In the data, extract each line that holds the string "فلتر".

Records excerpted from a collection
|---|

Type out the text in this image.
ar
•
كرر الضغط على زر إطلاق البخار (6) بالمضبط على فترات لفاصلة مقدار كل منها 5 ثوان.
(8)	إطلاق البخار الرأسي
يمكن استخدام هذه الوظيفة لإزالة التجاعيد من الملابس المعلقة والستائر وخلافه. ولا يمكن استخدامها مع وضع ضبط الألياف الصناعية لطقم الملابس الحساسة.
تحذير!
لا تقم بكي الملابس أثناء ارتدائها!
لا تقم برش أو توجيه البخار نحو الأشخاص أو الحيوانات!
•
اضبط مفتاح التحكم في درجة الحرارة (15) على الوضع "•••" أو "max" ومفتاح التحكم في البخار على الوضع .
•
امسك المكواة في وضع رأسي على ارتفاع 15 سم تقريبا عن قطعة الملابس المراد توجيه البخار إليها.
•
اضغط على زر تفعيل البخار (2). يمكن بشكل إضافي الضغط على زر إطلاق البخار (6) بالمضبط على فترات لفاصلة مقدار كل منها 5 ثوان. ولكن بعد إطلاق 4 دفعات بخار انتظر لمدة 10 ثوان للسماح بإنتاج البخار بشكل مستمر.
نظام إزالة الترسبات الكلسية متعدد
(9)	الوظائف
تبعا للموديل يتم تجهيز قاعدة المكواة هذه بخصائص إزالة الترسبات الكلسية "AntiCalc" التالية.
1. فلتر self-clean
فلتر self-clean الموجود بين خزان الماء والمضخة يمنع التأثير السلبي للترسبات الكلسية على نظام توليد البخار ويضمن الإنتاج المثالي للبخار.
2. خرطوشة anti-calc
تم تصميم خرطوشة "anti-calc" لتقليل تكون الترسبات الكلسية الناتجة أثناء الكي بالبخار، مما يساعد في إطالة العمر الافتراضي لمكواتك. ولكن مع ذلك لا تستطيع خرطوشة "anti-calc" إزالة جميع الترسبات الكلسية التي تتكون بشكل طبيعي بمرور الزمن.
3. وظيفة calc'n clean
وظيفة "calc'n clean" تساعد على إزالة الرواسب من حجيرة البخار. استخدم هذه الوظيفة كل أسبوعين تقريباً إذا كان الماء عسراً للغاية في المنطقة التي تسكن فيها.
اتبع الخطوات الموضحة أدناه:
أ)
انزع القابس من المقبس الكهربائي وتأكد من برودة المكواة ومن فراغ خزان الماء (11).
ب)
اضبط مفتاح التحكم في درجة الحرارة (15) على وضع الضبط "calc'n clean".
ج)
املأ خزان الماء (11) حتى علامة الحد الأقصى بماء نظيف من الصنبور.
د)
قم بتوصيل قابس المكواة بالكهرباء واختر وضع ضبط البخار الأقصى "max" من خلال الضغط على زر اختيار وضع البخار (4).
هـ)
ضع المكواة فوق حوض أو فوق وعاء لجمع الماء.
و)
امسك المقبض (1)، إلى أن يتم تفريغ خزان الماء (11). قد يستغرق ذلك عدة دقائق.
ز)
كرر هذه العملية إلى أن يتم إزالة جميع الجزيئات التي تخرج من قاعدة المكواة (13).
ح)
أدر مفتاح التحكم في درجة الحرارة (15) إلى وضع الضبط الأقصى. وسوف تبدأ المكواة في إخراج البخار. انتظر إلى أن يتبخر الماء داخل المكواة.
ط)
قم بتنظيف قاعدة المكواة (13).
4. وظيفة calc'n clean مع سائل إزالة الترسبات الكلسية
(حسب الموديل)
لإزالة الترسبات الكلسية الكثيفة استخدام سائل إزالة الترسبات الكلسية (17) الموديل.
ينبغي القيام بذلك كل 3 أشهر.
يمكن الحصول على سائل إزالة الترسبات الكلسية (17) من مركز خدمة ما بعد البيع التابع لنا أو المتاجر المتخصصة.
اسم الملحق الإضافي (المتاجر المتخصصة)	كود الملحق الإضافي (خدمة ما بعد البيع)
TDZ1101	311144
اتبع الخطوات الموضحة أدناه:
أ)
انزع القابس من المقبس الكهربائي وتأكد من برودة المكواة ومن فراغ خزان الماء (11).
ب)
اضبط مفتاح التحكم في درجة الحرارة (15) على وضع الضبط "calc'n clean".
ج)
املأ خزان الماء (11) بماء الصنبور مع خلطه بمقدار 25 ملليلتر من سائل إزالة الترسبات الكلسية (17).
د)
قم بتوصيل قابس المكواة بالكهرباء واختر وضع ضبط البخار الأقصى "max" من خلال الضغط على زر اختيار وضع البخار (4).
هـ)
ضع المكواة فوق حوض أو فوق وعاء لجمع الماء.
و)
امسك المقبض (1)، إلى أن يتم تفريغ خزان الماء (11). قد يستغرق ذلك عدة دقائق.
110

|---|

■ EXPECTED OUTPUT:
1. فلتر self-clean
فلتر self-clean الموجود بين خزان الماء والمضخة يمنع التأثير السلبي للترسبات الكلسية على نظام توليد البخار ويضمن الإنتاج المثالي للبخار.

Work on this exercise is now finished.